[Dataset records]
• • • •
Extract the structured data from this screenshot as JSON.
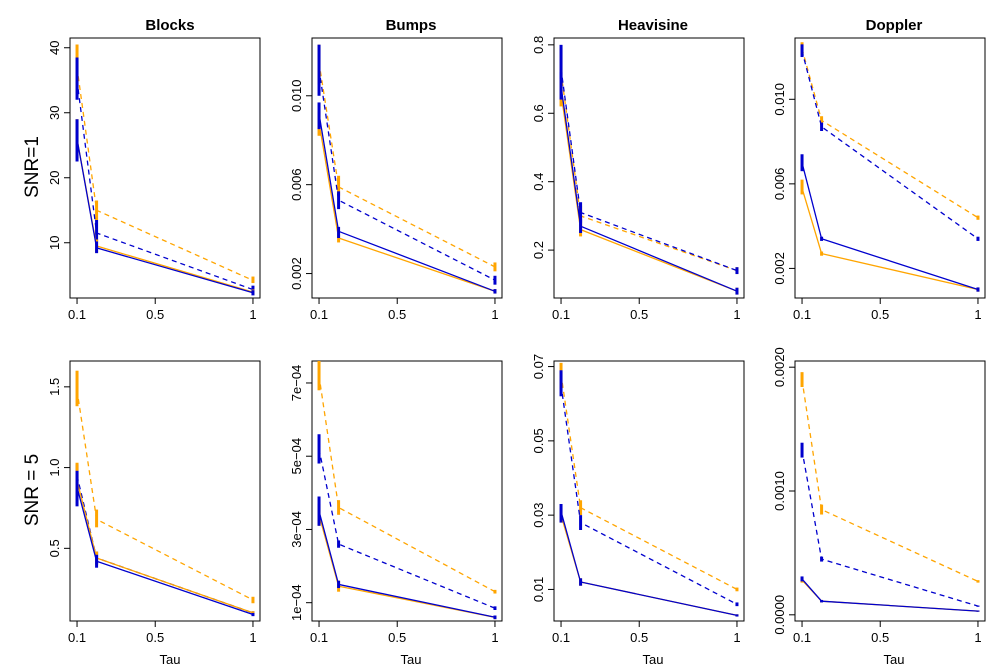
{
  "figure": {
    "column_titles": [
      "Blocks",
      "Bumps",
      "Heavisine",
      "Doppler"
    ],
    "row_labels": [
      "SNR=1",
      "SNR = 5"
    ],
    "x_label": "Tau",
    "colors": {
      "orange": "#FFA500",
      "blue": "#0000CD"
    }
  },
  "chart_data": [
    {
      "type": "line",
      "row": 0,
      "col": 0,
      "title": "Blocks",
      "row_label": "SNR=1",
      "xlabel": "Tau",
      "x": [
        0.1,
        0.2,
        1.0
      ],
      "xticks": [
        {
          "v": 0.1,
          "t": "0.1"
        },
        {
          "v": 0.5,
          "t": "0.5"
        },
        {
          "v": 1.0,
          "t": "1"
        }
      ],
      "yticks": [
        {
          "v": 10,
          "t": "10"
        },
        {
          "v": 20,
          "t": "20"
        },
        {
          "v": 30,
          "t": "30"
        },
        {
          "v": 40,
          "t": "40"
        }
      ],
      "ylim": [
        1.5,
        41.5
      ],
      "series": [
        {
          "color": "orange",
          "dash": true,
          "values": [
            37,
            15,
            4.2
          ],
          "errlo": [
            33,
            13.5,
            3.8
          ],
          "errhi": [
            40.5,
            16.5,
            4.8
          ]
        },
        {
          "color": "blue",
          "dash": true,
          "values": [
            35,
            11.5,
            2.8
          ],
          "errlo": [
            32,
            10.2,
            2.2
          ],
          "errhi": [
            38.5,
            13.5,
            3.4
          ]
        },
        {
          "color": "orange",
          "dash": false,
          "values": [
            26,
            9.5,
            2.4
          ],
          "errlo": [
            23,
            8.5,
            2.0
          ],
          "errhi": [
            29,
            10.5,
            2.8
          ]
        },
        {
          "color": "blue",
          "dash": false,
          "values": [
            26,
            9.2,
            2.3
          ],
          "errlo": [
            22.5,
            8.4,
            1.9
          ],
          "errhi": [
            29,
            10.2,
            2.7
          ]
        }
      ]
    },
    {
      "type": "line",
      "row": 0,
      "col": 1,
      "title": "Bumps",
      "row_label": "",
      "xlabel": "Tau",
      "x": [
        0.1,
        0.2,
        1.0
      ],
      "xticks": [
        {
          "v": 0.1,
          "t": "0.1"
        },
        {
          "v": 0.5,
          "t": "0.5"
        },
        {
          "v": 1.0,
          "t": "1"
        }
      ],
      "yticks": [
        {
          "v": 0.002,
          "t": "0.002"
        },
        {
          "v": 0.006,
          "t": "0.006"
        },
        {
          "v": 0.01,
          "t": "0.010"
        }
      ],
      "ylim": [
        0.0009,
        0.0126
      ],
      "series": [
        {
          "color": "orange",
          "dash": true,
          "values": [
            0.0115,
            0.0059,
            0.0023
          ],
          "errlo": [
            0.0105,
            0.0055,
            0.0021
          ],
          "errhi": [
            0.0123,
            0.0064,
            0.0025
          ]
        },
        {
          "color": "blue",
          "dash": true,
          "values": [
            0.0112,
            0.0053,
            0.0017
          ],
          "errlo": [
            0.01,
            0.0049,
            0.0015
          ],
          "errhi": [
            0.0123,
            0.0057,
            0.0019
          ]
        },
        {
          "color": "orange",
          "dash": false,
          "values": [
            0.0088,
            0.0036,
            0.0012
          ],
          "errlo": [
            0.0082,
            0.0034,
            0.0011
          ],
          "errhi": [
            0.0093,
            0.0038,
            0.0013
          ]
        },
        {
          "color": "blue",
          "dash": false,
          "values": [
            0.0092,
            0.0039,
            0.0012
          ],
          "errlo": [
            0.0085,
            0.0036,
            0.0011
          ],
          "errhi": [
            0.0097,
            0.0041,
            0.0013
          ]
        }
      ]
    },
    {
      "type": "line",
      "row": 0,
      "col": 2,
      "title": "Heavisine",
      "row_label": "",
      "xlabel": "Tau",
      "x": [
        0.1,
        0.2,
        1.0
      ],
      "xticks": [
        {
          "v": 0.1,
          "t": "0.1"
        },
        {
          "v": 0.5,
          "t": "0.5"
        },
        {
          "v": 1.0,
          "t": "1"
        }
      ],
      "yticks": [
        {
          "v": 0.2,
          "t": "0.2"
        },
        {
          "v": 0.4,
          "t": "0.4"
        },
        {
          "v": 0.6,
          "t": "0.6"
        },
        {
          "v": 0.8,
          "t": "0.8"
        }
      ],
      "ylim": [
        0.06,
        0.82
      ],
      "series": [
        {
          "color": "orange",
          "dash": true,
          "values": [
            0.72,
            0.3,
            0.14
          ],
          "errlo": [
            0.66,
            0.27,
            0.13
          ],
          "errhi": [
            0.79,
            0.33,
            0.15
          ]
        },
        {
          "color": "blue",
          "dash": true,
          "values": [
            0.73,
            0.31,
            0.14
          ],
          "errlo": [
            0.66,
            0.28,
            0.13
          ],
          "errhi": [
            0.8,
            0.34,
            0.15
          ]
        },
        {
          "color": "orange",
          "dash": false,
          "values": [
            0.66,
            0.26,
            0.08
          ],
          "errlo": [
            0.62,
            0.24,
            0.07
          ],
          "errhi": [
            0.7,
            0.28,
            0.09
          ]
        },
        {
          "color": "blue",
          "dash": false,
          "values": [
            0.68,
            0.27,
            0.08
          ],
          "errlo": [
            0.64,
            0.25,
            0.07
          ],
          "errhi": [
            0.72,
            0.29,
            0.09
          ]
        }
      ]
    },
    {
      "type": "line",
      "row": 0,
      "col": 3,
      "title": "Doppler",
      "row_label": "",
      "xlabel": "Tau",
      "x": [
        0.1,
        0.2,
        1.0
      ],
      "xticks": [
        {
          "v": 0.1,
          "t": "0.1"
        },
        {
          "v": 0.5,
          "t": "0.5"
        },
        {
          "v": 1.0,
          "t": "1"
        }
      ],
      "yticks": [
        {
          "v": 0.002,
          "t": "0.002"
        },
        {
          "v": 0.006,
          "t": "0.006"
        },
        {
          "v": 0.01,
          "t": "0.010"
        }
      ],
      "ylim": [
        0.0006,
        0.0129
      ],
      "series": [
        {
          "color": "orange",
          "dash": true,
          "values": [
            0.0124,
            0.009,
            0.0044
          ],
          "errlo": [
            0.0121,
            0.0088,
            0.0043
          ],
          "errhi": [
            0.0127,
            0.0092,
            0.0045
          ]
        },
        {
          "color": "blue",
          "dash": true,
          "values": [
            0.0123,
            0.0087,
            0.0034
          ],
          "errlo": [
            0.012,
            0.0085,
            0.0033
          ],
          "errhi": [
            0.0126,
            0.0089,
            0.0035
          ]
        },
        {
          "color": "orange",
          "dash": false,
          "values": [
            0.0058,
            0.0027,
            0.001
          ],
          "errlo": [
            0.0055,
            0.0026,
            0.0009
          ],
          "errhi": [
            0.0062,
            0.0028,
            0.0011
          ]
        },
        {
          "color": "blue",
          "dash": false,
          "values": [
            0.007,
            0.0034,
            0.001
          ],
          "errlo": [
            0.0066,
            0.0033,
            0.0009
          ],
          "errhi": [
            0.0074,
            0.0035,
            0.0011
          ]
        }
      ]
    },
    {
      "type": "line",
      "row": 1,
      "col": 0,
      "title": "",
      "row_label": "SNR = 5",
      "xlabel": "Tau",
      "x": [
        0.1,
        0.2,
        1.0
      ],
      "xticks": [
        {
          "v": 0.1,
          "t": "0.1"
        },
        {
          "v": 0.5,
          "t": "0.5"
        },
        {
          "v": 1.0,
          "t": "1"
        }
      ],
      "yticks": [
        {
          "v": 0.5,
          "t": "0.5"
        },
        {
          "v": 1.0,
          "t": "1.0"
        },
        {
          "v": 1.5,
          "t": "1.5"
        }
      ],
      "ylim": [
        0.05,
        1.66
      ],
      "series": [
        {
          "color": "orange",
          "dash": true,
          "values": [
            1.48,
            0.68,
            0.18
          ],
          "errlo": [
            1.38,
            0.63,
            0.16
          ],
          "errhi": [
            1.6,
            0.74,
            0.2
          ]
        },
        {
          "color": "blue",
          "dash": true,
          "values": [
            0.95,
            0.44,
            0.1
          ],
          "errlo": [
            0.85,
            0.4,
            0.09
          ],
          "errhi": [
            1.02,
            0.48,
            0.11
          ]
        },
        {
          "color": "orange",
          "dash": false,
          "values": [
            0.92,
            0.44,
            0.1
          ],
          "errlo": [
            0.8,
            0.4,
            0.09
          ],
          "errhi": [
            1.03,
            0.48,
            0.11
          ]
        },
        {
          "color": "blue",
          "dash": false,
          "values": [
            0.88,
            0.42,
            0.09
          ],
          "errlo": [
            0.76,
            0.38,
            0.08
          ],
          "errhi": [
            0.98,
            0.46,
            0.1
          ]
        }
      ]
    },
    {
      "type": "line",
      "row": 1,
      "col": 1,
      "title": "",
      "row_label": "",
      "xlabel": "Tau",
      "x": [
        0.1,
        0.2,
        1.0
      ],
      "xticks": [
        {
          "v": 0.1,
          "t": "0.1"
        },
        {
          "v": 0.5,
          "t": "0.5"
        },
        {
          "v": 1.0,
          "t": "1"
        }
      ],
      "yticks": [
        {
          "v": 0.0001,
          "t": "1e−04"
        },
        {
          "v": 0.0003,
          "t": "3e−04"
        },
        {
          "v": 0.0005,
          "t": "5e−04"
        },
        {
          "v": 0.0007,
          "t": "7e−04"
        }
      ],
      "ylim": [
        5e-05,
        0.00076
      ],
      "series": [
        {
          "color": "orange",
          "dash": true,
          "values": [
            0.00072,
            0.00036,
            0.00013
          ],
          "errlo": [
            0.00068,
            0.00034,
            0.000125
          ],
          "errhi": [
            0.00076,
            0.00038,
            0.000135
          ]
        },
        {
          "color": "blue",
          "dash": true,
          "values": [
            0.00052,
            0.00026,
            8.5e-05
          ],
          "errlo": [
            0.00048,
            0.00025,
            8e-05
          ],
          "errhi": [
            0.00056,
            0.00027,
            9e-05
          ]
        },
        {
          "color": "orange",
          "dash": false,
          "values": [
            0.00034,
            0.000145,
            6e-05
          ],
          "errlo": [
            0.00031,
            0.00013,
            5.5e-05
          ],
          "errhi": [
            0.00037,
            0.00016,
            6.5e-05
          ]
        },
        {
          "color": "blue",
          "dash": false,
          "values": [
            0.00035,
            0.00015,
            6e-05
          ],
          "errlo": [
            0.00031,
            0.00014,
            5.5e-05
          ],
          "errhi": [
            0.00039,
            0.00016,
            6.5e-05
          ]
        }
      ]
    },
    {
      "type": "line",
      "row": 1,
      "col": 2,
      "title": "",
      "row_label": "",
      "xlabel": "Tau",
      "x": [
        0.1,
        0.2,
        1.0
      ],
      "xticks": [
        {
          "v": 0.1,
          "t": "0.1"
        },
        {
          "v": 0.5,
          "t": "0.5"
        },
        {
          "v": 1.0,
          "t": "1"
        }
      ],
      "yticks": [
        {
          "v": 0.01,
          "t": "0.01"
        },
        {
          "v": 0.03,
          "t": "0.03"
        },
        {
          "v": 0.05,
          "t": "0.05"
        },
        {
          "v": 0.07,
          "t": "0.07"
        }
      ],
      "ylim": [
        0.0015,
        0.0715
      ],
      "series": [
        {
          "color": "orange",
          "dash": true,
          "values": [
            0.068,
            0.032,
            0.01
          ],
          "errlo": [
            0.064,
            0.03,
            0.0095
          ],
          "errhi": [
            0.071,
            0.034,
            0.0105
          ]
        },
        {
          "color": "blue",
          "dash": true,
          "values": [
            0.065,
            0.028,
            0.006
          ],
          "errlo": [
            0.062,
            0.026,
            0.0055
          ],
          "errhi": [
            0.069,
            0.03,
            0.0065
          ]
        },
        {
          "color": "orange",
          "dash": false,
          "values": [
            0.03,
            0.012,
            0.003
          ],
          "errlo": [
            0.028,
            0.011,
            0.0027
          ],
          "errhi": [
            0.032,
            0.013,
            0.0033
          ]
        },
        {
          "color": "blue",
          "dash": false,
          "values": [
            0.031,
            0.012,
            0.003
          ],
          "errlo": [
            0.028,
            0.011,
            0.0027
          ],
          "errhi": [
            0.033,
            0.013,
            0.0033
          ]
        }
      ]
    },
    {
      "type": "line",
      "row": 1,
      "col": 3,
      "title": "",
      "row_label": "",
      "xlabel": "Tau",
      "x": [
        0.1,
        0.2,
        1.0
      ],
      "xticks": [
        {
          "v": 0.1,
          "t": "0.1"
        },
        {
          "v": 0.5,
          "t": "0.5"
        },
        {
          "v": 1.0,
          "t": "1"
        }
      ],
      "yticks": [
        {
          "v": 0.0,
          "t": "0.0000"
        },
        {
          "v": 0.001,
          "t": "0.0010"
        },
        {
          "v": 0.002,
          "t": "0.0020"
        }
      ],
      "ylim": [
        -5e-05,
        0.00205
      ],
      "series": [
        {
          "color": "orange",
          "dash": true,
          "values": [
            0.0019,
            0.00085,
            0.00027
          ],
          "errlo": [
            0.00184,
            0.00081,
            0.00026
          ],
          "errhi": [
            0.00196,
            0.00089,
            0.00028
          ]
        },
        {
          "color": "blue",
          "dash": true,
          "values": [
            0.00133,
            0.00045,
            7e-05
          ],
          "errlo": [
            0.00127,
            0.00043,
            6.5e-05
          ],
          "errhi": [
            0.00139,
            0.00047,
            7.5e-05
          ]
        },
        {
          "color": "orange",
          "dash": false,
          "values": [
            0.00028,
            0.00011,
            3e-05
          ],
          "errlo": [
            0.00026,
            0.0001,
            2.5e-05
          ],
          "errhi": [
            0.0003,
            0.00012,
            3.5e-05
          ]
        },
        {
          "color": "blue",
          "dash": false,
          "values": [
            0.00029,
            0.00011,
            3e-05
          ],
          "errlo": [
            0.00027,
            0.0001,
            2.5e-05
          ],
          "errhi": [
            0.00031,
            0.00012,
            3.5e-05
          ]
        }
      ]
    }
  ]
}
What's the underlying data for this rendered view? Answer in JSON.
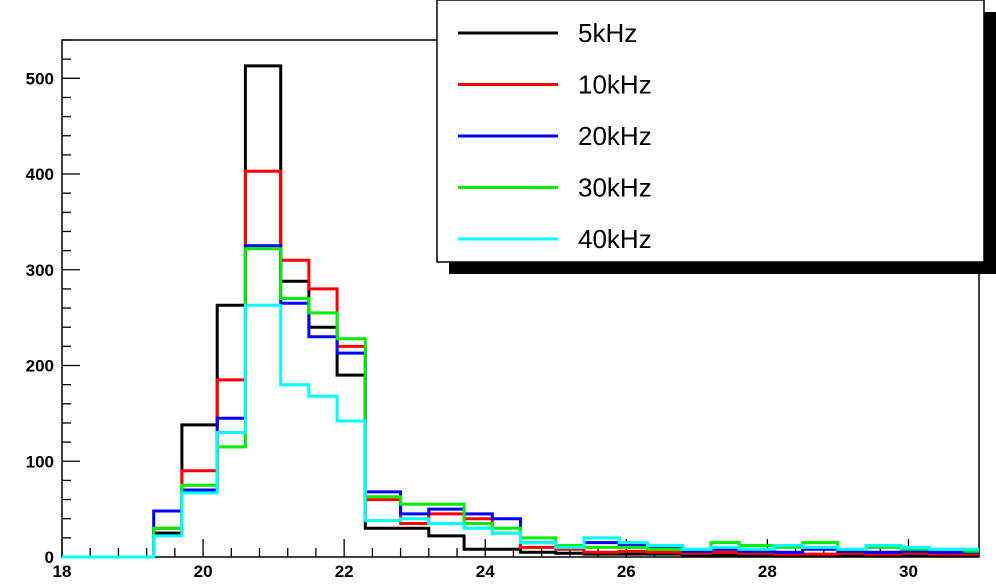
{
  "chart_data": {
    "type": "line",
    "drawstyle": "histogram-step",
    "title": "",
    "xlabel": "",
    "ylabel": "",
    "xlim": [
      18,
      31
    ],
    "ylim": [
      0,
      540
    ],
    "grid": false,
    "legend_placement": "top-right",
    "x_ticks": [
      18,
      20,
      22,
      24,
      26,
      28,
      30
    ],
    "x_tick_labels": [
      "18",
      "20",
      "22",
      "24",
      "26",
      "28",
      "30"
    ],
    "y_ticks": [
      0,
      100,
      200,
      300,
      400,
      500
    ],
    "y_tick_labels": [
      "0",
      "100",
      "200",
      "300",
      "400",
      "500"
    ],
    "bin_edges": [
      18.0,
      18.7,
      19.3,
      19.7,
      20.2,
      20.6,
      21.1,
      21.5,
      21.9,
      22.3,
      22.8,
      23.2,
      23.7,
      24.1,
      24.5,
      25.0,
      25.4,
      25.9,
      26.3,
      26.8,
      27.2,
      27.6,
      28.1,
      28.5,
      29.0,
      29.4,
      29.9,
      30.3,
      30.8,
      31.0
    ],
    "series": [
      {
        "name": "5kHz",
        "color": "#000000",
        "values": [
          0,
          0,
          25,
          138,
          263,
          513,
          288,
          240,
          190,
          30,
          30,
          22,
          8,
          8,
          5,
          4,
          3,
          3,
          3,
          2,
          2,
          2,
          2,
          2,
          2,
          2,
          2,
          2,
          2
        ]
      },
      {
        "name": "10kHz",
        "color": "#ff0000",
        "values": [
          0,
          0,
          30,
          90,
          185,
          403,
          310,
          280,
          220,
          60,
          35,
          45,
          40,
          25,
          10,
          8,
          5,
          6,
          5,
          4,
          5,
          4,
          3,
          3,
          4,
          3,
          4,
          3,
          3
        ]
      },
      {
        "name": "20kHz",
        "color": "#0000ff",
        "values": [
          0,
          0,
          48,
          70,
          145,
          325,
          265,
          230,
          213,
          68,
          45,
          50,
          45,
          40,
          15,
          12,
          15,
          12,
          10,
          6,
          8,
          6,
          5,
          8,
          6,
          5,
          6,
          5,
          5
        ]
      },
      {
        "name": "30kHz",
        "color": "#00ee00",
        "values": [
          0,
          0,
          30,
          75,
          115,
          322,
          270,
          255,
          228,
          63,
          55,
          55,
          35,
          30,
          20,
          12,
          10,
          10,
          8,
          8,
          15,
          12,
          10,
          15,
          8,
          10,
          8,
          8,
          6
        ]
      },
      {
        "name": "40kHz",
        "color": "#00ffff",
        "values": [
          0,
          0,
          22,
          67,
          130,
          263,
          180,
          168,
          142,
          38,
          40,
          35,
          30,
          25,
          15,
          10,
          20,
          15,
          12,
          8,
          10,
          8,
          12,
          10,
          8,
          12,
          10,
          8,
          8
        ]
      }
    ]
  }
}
• • • •
» GIVEN INSTRUCTION
Search the data for "this". Copy every matching line.

» ANSWER FOR THE TASK
Extract the structured data from this screenshot as JSON.
What's the underlying data for this rendered view? Answer in JSON.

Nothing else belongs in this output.